START THE INPUT

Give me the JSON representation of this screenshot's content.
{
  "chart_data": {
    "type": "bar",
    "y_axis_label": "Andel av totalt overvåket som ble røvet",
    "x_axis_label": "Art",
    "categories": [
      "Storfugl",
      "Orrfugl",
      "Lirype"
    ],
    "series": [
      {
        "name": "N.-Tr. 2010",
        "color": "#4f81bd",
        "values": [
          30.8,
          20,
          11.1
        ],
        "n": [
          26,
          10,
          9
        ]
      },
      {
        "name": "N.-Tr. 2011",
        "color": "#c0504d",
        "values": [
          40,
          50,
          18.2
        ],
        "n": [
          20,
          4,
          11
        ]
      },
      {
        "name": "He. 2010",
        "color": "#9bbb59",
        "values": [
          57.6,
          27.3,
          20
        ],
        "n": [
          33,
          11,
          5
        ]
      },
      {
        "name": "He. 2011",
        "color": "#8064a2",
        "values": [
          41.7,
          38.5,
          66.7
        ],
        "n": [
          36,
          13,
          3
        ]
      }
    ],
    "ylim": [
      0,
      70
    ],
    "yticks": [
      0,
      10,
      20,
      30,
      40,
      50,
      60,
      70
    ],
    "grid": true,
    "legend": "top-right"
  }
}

END THE INPUT

GOAL ▸ Reproduce all the records precisely.

RESPONSE TO THIS EXERCISE ▸
Give me the JSON representation of this screenshot's content.
{
  "chart_data": {
    "type": "bar",
    "y_axis_label": "Andel av totalt overvåket som ble røvet",
    "x_axis_label": "Art",
    "categories": [
      "Storfugl",
      "Orrfugl",
      "Lirype"
    ],
    "series": [
      {
        "name": "N.-Tr. 2010",
        "color": "#4f81bd",
        "values": [
          30.8,
          20,
          11.1
        ],
        "n": [
          26,
          10,
          9
        ]
      },
      {
        "name": "N.-Tr. 2011",
        "color": "#c0504d",
        "values": [
          40,
          50,
          18.2
        ],
        "n": [
          20,
          4,
          11
        ]
      },
      {
        "name": "He. 2010",
        "color": "#9bbb59",
        "values": [
          57.6,
          27.3,
          20
        ],
        "n": [
          33,
          11,
          5
        ]
      },
      {
        "name": "He. 2011",
        "color": "#8064a2",
        "values": [
          41.7,
          38.5,
          66.7
        ],
        "n": [
          36,
          13,
          3
        ]
      }
    ],
    "ylim": [
      0,
      70
    ],
    "yticks": [
      0,
      10,
      20,
      30,
      40,
      50,
      60,
      70
    ],
    "grid": true,
    "legend": "top-right"
  }
}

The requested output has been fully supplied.